Objective:
Without the pictures, set down the records below word for word.
++++ Dataset records ++++
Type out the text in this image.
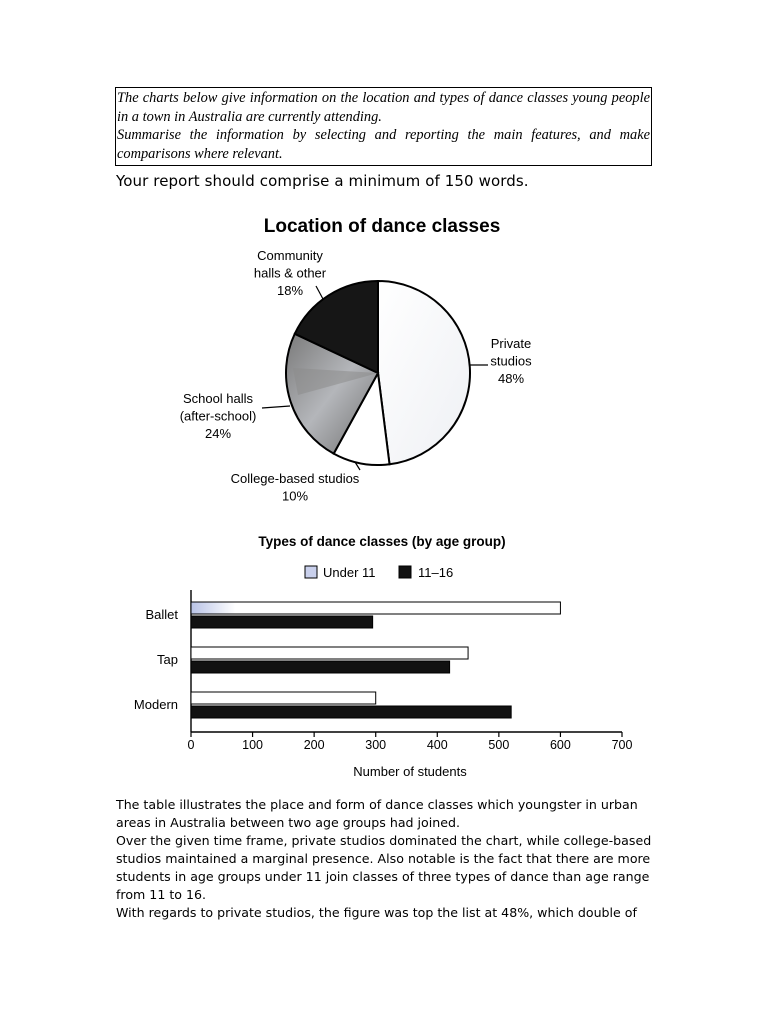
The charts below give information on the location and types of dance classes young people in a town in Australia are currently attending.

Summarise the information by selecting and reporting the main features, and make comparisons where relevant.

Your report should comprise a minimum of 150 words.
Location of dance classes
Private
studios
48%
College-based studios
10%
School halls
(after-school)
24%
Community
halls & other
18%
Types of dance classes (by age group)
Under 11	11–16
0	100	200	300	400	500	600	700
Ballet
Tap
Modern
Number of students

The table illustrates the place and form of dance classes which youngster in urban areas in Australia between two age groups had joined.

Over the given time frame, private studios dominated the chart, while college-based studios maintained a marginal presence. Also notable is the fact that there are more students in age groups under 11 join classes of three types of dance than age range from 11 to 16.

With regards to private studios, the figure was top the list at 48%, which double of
++++
Exercise output:
Type out the text in this image.
The charts below give information on the location and types of dance classes young people in a town in Australia are currently attending.

Summarise the information by selecting and reporting the main features, and make comparisons where relevant.

Your report should comprise a minimum of 150 words.
Location of dance classes
Private
studios
48%
College-based studios
10%
School halls
(after-school)
24%
Community
halls & other
18%
Types of dance classes (by age group)
Under 11	11–16
0	100	200	300	400	500	600	700
Ballet
Tap
Modern
Number of students

The table illustrates the place and form of dance classes which youngster in urban areas in Australia between two age groups had joined.

Over the given time frame, private studios dominated the chart, while college-based studios maintained a marginal presence. Also notable is the fact that there are more students in age groups under 11 join classes of three types of dance than age range from 11 to 16.

With regards to private studios, the figure was top the list at 48%, which double of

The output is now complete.